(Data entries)
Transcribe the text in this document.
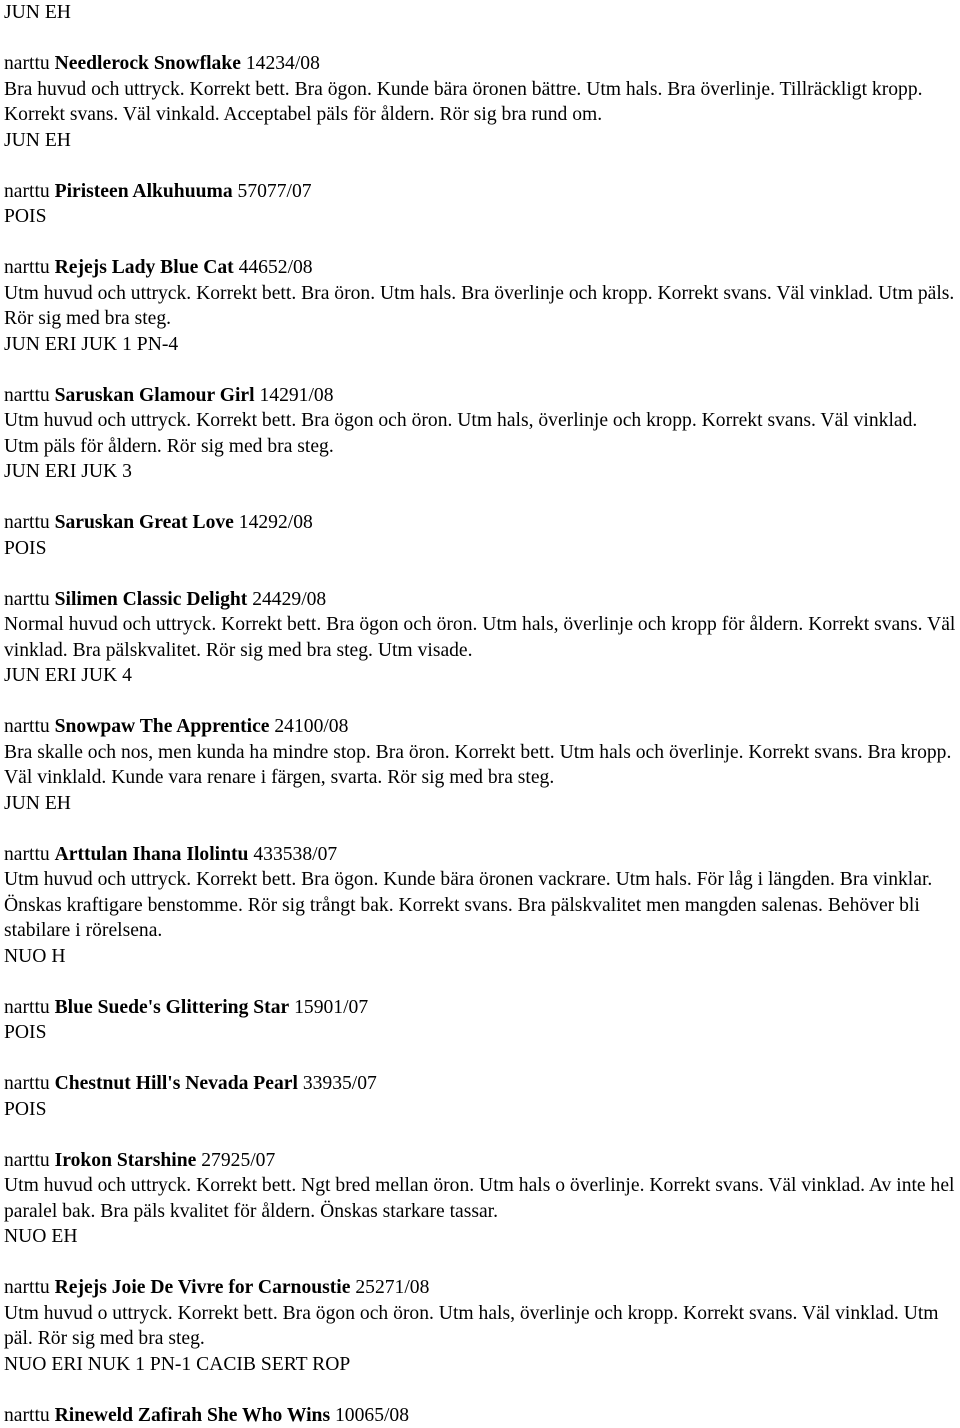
JUN EH
narttu Needlerock Snowflake 14234/08
Bra huvud och uttryck. Korrekt bett. Bra ögon. Kunde bära öronen bättre. Utm hals. Bra överlinje. Tillräckligt kropp. Korrekt svans. Väl vinkald. Acceptabel päls för åldern. Rör sig bra rund om.
JUN EH
narttu Piristeen Alkuhuuma 57077/07
POIS
narttu Rejejs Lady Blue Cat 44652/08
Utm huvud och uttryck. Korrekt bett. Bra öron. Utm hals. Bra överlinje och kropp. Korrekt svans. Väl vinklad. Utm päls. Rör sig med bra steg.
JUN ERI JUK 1 PN-4
narttu Saruskan Glamour Girl 14291/08
Utm huvud och uttryck. Korrekt bett. Bra ögon och öron. Utm hals, överlinje och kropp. Korrekt svans. Väl vinklad. Utm päls för åldern. Rör sig med bra steg.
JUN ERI JUK 3
narttu Saruskan Great Love 14292/08
POIS
narttu Silimen Classic Delight 24429/08
Normal huvud och uttryck. Korrekt bett. Bra ögon och öron. Utm hals, överlinje och kropp för åldern. Korrekt svans. Väl vinklad. Bra pälskvalitet. Rör sig med bra steg. Utm visade.
JUN ERI JUK 4
narttu Snowpaw The Apprentice 24100/08
Bra skalle och nos, men kunda ha mindre stop. Bra öron. Korrekt bett. Utm hals och överlinje. Korrekt svans. Bra kropp. Väl vinklald. Kunde vara renare i färgen, svarta. Rör sig med bra steg.
JUN EH
narttu Arttulan Ihana Ilolintu 433538/07
Utm huvud och uttryck. Korrekt bett. Bra ögon. Kunde bära öronen vackrare. Utm hals. För låg i längden. Bra vinklar. Önskas kraftigare benstomme. Rör sig trångt bak. Korrekt svans. Bra pälskvalitet men mangden salenas. Behöver bli stabilare i rörelsena.
NUO H
narttu Blue Suede's Glittering Star 15901/07
POIS
narttu Chestnut Hill's Nevada Pearl 33935/07
POIS
narttu Irokon Starshine 27925/07
Utm huvud och uttryck. Korrekt bett. Ngt bred mellan öron. Utm hals o överlinje. Korrekt svans. Väl vinklad. Av inte hel paralel bak. Bra päls kvalitet för åldern. Önskas starkare tassar.
NUO EH
narttu Rejejs Joie De Vivre for Carnoustie 25271/08
Utm huvud o uttryck. Korrekt bett. Bra ögon och öron. Utm hals, överlinje och kropp. Korrekt svans. Väl vinklad. Utm päl. Rör sig med bra steg.
NUO ERI NUK 1 PN-1 CACIB SERT ROP
narttu Rineweld Zafirah She Who Wins 10065/08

- _Exercise goal_
Repeat the entries exactly. Pictures are excluded from the copy.

- _Result_
Transcribe the text in this document.
JUN EH
narttu Needlerock Snowflake 14234/08
Bra huvud och uttryck. Korrekt bett. Bra ögon. Kunde bära öronen bättre. Utm hals. Bra överlinje. Tillräckligt kropp. Korrekt svans. Väl vinkald. Acceptabel päls för åldern. Rör sig bra rund om.
JUN EH
narttu Piristeen Alkuhuuma 57077/07
POIS
narttu Rejejs Lady Blue Cat 44652/08
Utm huvud och uttryck. Korrekt bett. Bra öron. Utm hals. Bra överlinje och kropp. Korrekt svans. Väl vinklad. Utm päls. Rör sig med bra steg.
JUN ERI JUK 1 PN-4
narttu Saruskan Glamour Girl 14291/08
Utm huvud och uttryck. Korrekt bett. Bra ögon och öron. Utm hals, överlinje och kropp. Korrekt svans. Väl vinklad. Utm päls för åldern. Rör sig med bra steg.
JUN ERI JUK 3
narttu Saruskan Great Love 14292/08
POIS
narttu Silimen Classic Delight 24429/08
Normal huvud och uttryck. Korrekt bett. Bra ögon och öron. Utm hals, överlinje och kropp för åldern. Korrekt svans. Väl vinklad. Bra pälskvalitet. Rör sig med bra steg. Utm visade.
JUN ERI JUK 4
narttu Snowpaw The Apprentice 24100/08
Bra skalle och nos, men kunda ha mindre stop. Bra öron. Korrekt bett. Utm hals och överlinje. Korrekt svans. Bra kropp. Väl vinklald. Kunde vara renare i färgen, svarta. Rör sig med bra steg.
JUN EH
narttu Arttulan Ihana Ilolintu 433538/07
Utm huvud och uttryck. Korrekt bett. Bra ögon. Kunde bära öronen vackrare. Utm hals. För låg i längden. Bra vinklar. Önskas kraftigare benstomme. Rör sig trångt bak. Korrekt svans. Bra pälskvalitet men mangden salenas. Behöver bli stabilare i rörelsena.
NUO H
narttu Blue Suede's Glittering Star 15901/07
POIS
narttu Chestnut Hill's Nevada Pearl 33935/07
POIS
narttu Irokon Starshine 27925/07
Utm huvud och uttryck. Korrekt bett. Ngt bred mellan öron. Utm hals o överlinje. Korrekt svans. Väl vinklad. Av inte hel paralel bak. Bra päls kvalitet för åldern. Önskas starkare tassar.
NUO EH
narttu Rejejs Joie De Vivre for Carnoustie 25271/08
Utm huvud o uttryck. Korrekt bett. Bra ögon och öron. Utm hals, överlinje och kropp. Korrekt svans. Väl vinklad. Utm päl. Rör sig med bra steg.
NUO ERI NUK 1 PN-1 CACIB SERT ROP
narttu Rineweld Zafirah She Who Wins 10065/08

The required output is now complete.